/---

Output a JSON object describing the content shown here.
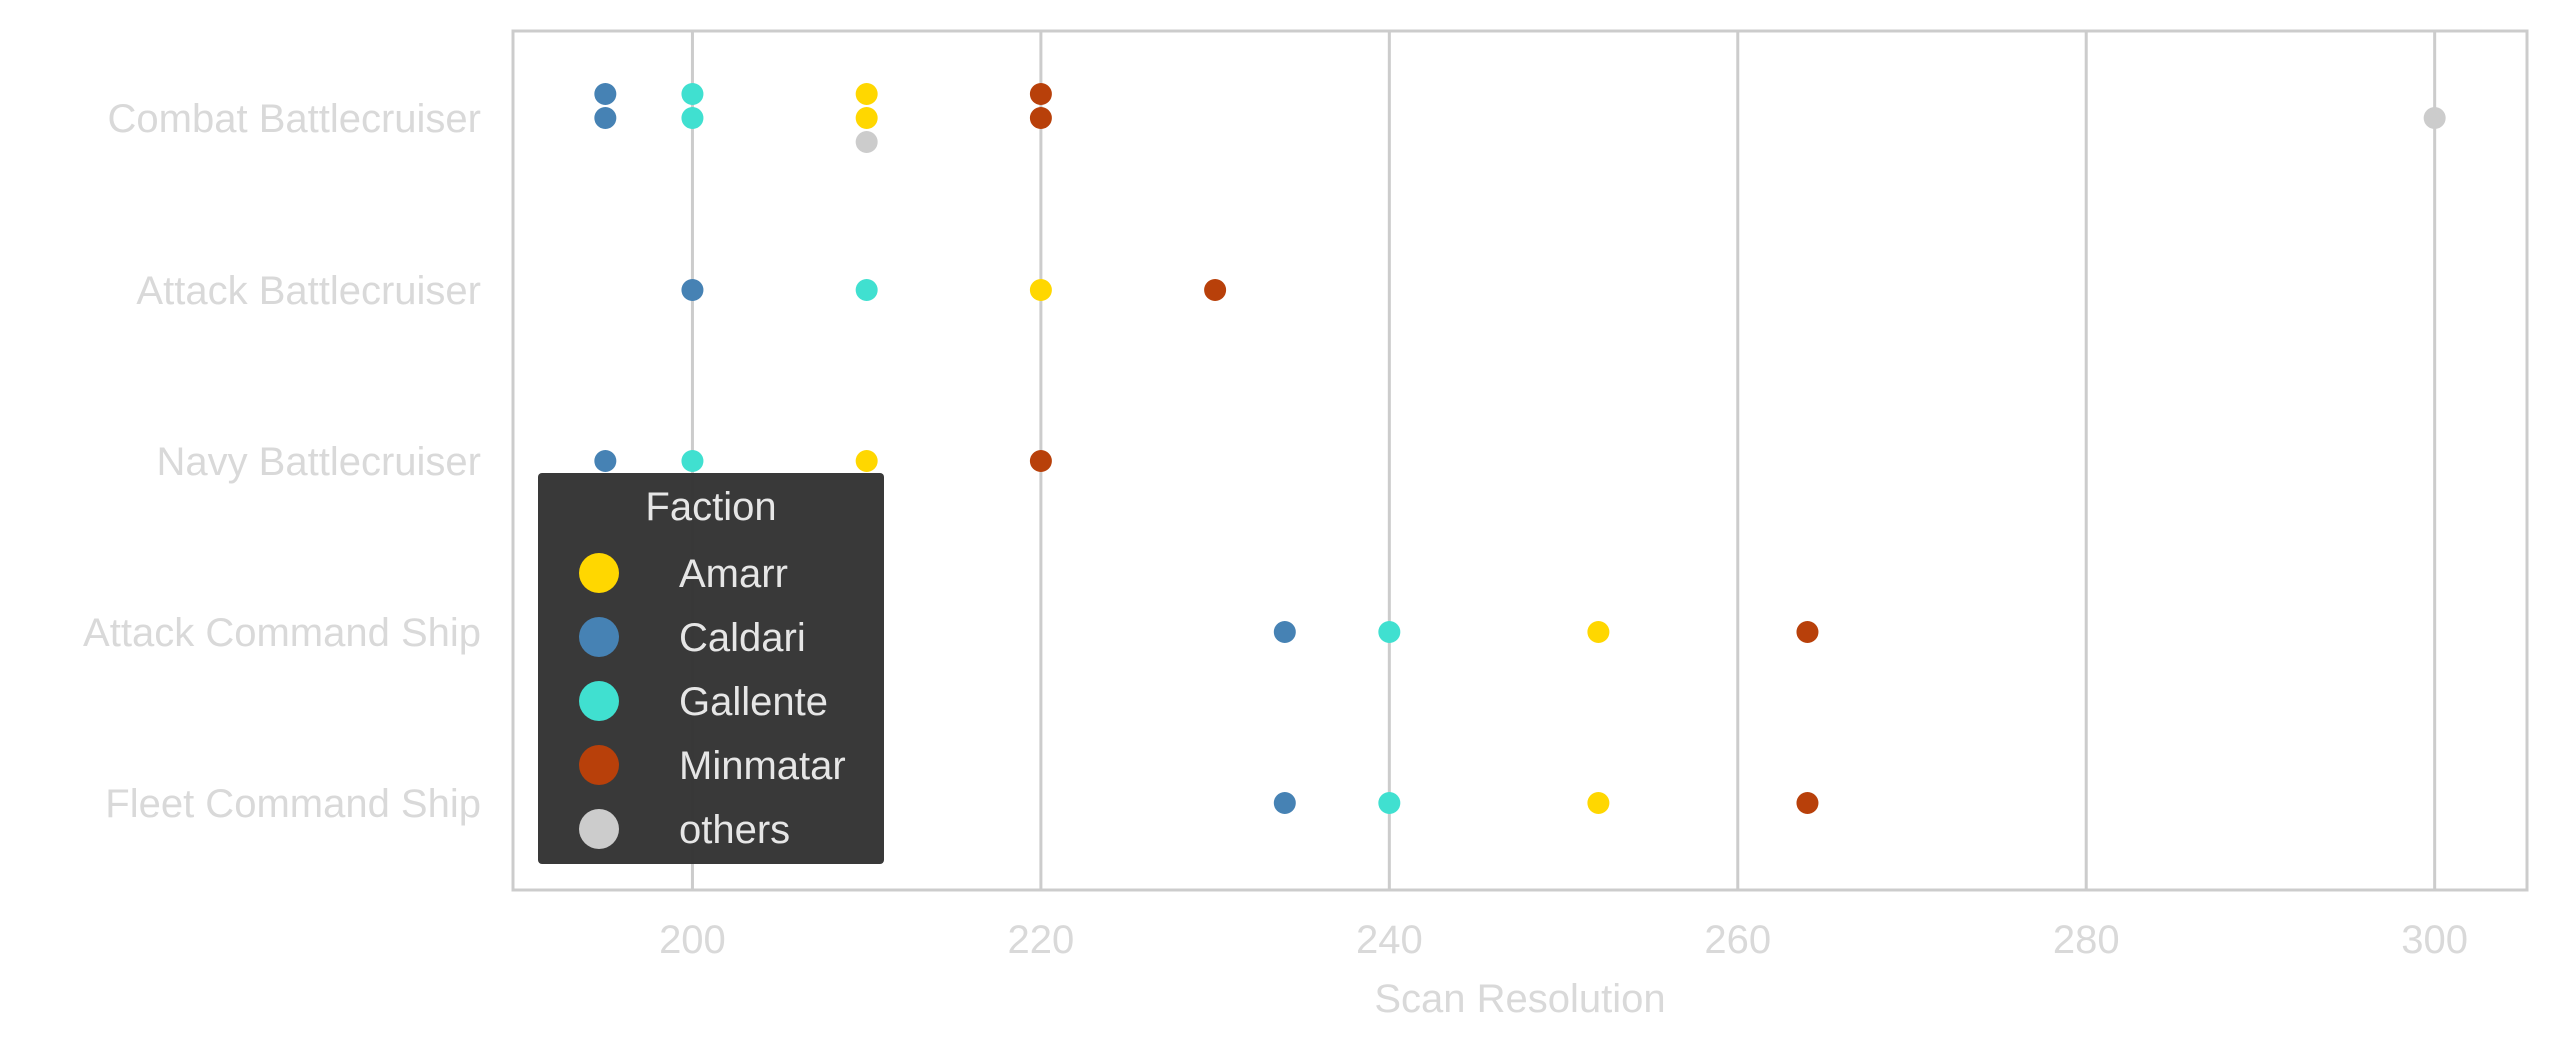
{
  "chart_data": {
    "type": "scatter",
    "title": "",
    "xlabel": "Scan Resolution",
    "ylabel": "",
    "xlim": [
      189.7,
      305.3
    ],
    "x_ticks": [
      200,
      220,
      240,
      260,
      280,
      300
    ],
    "categories": [
      "Combat Battlecruiser",
      "Attack Battlecruiser",
      "Navy Battlecruiser",
      "Attack Command Ship",
      "Fleet Command Ship"
    ],
    "grid": "vertical",
    "legend": {
      "title": "Faction",
      "placement": "lower-left",
      "entries": [
        {
          "name": "Amarr",
          "color": "#FFD700"
        },
        {
          "name": "Caldari",
          "color": "#4682B4"
        },
        {
          "name": "Gallente",
          "color": "#40E0D0"
        },
        {
          "name": "Minmatar",
          "color": "#B8400A"
        },
        {
          "name": "others",
          "color": "#CCCCCC"
        }
      ]
    },
    "series": [
      {
        "name": "Amarr",
        "color": "#FFD700",
        "points": [
          {
            "x": 210,
            "category": "Combat Battlecruiser"
          },
          {
            "x": 210,
            "category": "Combat Battlecruiser"
          },
          {
            "x": 220,
            "category": "Attack Battlecruiser"
          },
          {
            "x": 210,
            "category": "Navy Battlecruiser"
          },
          {
            "x": 252,
            "category": "Attack Command Ship"
          },
          {
            "x": 252,
            "category": "Fleet Command Ship"
          }
        ]
      },
      {
        "name": "Caldari",
        "color": "#4682B4",
        "points": [
          {
            "x": 195,
            "category": "Combat Battlecruiser"
          },
          {
            "x": 195,
            "category": "Combat Battlecruiser"
          },
          {
            "x": 200,
            "category": "Attack Battlecruiser"
          },
          {
            "x": 195,
            "category": "Navy Battlecruiser"
          },
          {
            "x": 234,
            "category": "Attack Command Ship"
          },
          {
            "x": 234,
            "category": "Fleet Command Ship"
          }
        ]
      },
      {
        "name": "Gallente",
        "color": "#40E0D0",
        "points": [
          {
            "x": 200,
            "category": "Combat Battlecruiser"
          },
          {
            "x": 200,
            "category": "Combat Battlecruiser"
          },
          {
            "x": 210,
            "category": "Attack Battlecruiser"
          },
          {
            "x": 200,
            "category": "Navy Battlecruiser"
          },
          {
            "x": 240,
            "category": "Attack Command Ship"
          },
          {
            "x": 240,
            "category": "Fleet Command Ship"
          }
        ]
      },
      {
        "name": "Minmatar",
        "color": "#B8400A",
        "points": [
          {
            "x": 220,
            "category": "Combat Battlecruiser"
          },
          {
            "x": 220,
            "category": "Combat Battlecruiser"
          },
          {
            "x": 230,
            "category": "Attack Battlecruiser"
          },
          {
            "x": 220,
            "category": "Navy Battlecruiser"
          },
          {
            "x": 264,
            "category": "Attack Command Ship"
          },
          {
            "x": 264,
            "category": "Fleet Command Ship"
          }
        ]
      },
      {
        "name": "others",
        "color": "#CCCCCC",
        "points": [
          {
            "x": 210,
            "category": "Combat Battlecruiser"
          },
          {
            "x": 300,
            "category": "Combat Battlecruiser"
          }
        ]
      }
    ]
  }
}
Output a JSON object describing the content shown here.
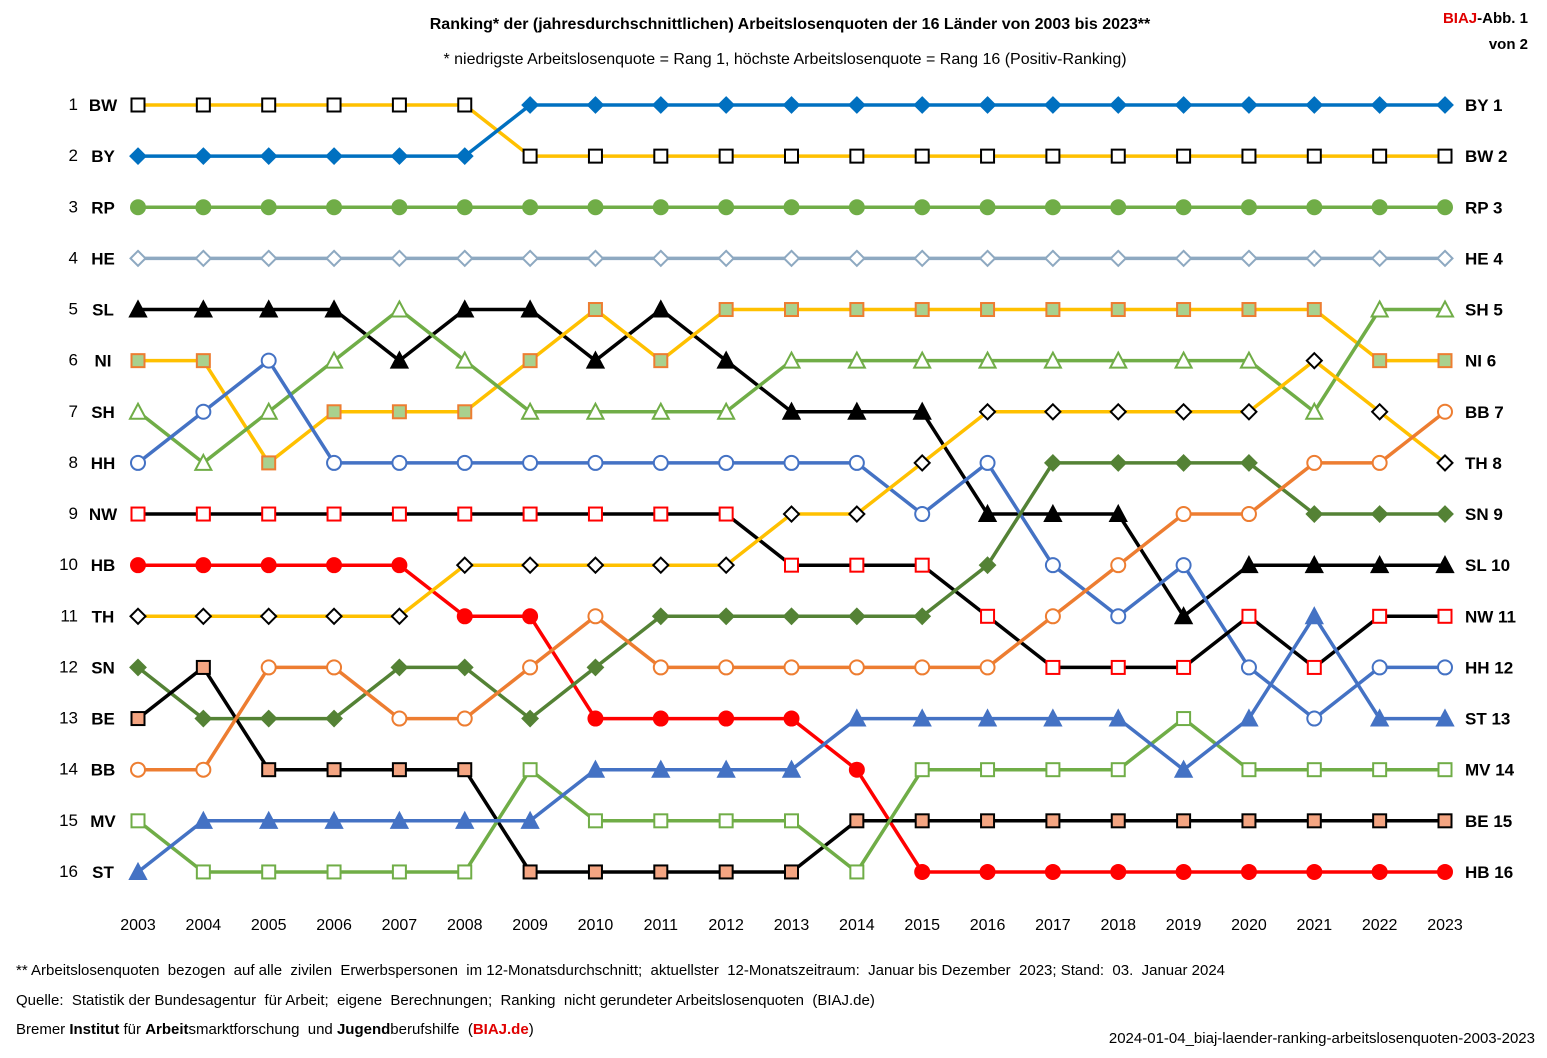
{
  "header": {
    "title": "Ranking* der (jahresdurchschnittlichen) Arbeitslosenquoten der 16 Länder von 2003 bis 2023**",
    "subtitle": "* niedrigste Arbeitslosenquote = Rang 1, höchste Arbeitslosenquote = Rang 16 (Positiv-Ranking)",
    "badge_brand": "BIAJ",
    "badge_rest": "-Abb. 1",
    "badge_line2": "von 2"
  },
  "footer": {
    "note": "** Arbeitslosenquoten  bezogen  auf alle  zivilen  Erwerbspersonen  im 12-Monatsdurchschnitt;  aktuellster  12-Monatszeitraum:  Januar bis Dezember  2023; Stand:  03.  Januar 2024",
    "source": "Quelle:  Statistik der Bundesagentur  für Arbeit;  eigene  Berechnungen;  Ranking  nicht gerundeter Arbeitslosenquoten  (BIAJ.de)",
    "org_parts": [
      "Bremer ",
      "Institut",
      " für ",
      "Arbeit",
      "smarktforschung  und ",
      "Jugend",
      "berufshilfe  ("
    ],
    "org_link": "BIAJ.de",
    "org_close": ")",
    "filename": "2024-01-04_biaj-laender-ranking-arbeitslosenquoten-2003-2023"
  },
  "chart_data": {
    "type": "line",
    "x": [
      2003,
      2004,
      2005,
      2006,
      2007,
      2008,
      2009,
      2010,
      2011,
      2012,
      2013,
      2014,
      2015,
      2016,
      2017,
      2018,
      2019,
      2020,
      2021,
      2022,
      2023
    ],
    "ylim": [
      1,
      16
    ],
    "y_inverted": true,
    "grid": false,
    "legend": "row labels on left and right",
    "series": [
      {
        "name": "BW",
        "color": "#FFC000",
        "marker": "square",
        "marker_fill": "#ffffff",
        "marker_stroke": "#000000",
        "values": [
          1,
          1,
          1,
          1,
          1,
          1,
          2,
          2,
          2,
          2,
          2,
          2,
          2,
          2,
          2,
          2,
          2,
          2,
          2,
          2,
          2
        ]
      },
      {
        "name": "BY",
        "color": "#0070C0",
        "marker": "diamond",
        "marker_fill": "#0070C0",
        "marker_stroke": "#0070C0",
        "values": [
          2,
          2,
          2,
          2,
          2,
          2,
          1,
          1,
          1,
          1,
          1,
          1,
          1,
          1,
          1,
          1,
          1,
          1,
          1,
          1,
          1
        ]
      },
      {
        "name": "RP",
        "color": "#70AD47",
        "marker": "circle",
        "marker_fill": "#70AD47",
        "marker_stroke": "#70AD47",
        "values": [
          3,
          3,
          3,
          3,
          3,
          3,
          3,
          3,
          3,
          3,
          3,
          3,
          3,
          3,
          3,
          3,
          3,
          3,
          3,
          3,
          3
        ]
      },
      {
        "name": "HE",
        "color": "#8EA9C1",
        "marker": "diamond",
        "marker_fill": "#ffffff",
        "marker_stroke": "#8EA9C1",
        "values": [
          4,
          4,
          4,
          4,
          4,
          4,
          4,
          4,
          4,
          4,
          4,
          4,
          4,
          4,
          4,
          4,
          4,
          4,
          4,
          4,
          4
        ]
      },
      {
        "name": "SL",
        "color": "#000000",
        "marker": "triangle",
        "marker_fill": "#000000",
        "marker_stroke": "#000000",
        "values": [
          5,
          5,
          5,
          5,
          6,
          5,
          5,
          6,
          5,
          6,
          7,
          7,
          7,
          9,
          9,
          9,
          11,
          10,
          10,
          10,
          10
        ]
      },
      {
        "name": "NI",
        "color": "#FFC000",
        "marker": "square",
        "marker_fill": "#A9D18E",
        "marker_stroke": "#ED7D31",
        "values": [
          6,
          6,
          8,
          7,
          7,
          7,
          6,
          5,
          6,
          5,
          5,
          5,
          5,
          5,
          5,
          5,
          5,
          5,
          5,
          6,
          6
        ]
      },
      {
        "name": "SH",
        "color": "#70AD47",
        "marker": "triangle",
        "marker_fill": "#ffffff",
        "marker_stroke": "#70AD47",
        "values": [
          7,
          8,
          7,
          6,
          5,
          6,
          7,
          7,
          7,
          7,
          6,
          6,
          6,
          6,
          6,
          6,
          6,
          6,
          7,
          5,
          5
        ]
      },
      {
        "name": "HH",
        "color": "#4472C4",
        "marker": "circle",
        "marker_fill": "#ffffff",
        "marker_stroke": "#4472C4",
        "values": [
          8,
          7,
          6,
          8,
          8,
          8,
          8,
          8,
          8,
          8,
          8,
          8,
          9,
          8,
          10,
          11,
          10,
          12,
          13,
          12,
          12
        ]
      },
      {
        "name": "NW",
        "color": "#000000",
        "marker": "square",
        "marker_fill": "#ffffff",
        "marker_stroke": "#FF0000",
        "values": [
          9,
          9,
          9,
          9,
          9,
          9,
          9,
          9,
          9,
          9,
          10,
          10,
          10,
          11,
          12,
          12,
          12,
          11,
          12,
          11,
          11
        ]
      },
      {
        "name": "HB",
        "color": "#FF0000",
        "marker": "circle",
        "marker_fill": "#FF0000",
        "marker_stroke": "#FF0000",
        "values": [
          10,
          10,
          10,
          10,
          10,
          11,
          11,
          13,
          13,
          13,
          13,
          14,
          16,
          16,
          16,
          16,
          16,
          16,
          16,
          16,
          16
        ]
      },
      {
        "name": "TH",
        "color": "#FFC000",
        "marker": "diamond",
        "marker_fill": "#ffffff",
        "marker_stroke": "#000000",
        "values": [
          11,
          11,
          11,
          11,
          11,
          10,
          10,
          10,
          10,
          10,
          9,
          9,
          8,
          7,
          7,
          7,
          7,
          7,
          6,
          7,
          8
        ]
      },
      {
        "name": "SN",
        "color": "#548235",
        "marker": "diamond",
        "marker_fill": "#548235",
        "marker_stroke": "#548235",
        "values": [
          12,
          13,
          13,
          13,
          12,
          12,
          13,
          12,
          11,
          11,
          11,
          11,
          11,
          10,
          8,
          8,
          8,
          8,
          9,
          9,
          9
        ]
      },
      {
        "name": "BE",
        "color": "#000000",
        "marker": "square",
        "marker_fill": "#F4A582",
        "marker_stroke": "#000000",
        "values": [
          13,
          12,
          14,
          14,
          14,
          14,
          16,
          16,
          16,
          16,
          16,
          15,
          15,
          15,
          15,
          15,
          15,
          15,
          15,
          15,
          15
        ]
      },
      {
        "name": "BB",
        "color": "#ED7D31",
        "marker": "circle",
        "marker_fill": "#ffffff",
        "marker_stroke": "#ED7D31",
        "values": [
          14,
          14,
          12,
          12,
          13,
          13,
          12,
          11,
          12,
          12,
          12,
          12,
          12,
          12,
          11,
          10,
          9,
          9,
          8,
          8,
          7
        ]
      },
      {
        "name": "MV",
        "color": "#70AD47",
        "marker": "square",
        "marker_fill": "#ffffff",
        "marker_stroke": "#70AD47",
        "values": [
          15,
          16,
          16,
          16,
          16,
          16,
          14,
          15,
          15,
          15,
          15,
          16,
          14,
          14,
          14,
          14,
          13,
          14,
          14,
          14,
          14
        ]
      },
      {
        "name": "ST",
        "color": "#4472C4",
        "marker": "triangle",
        "marker_fill": "#4472C4",
        "marker_stroke": "#4472C4",
        "values": [
          16,
          15,
          15,
          15,
          15,
          15,
          15,
          14,
          14,
          14,
          14,
          13,
          13,
          13,
          13,
          13,
          14,
          13,
          11,
          13,
          13
        ]
      }
    ]
  }
}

\---

Track down every line with the word "left" and copy it.

      "placement": "lower-left",
    "legend": "row labels on left and right",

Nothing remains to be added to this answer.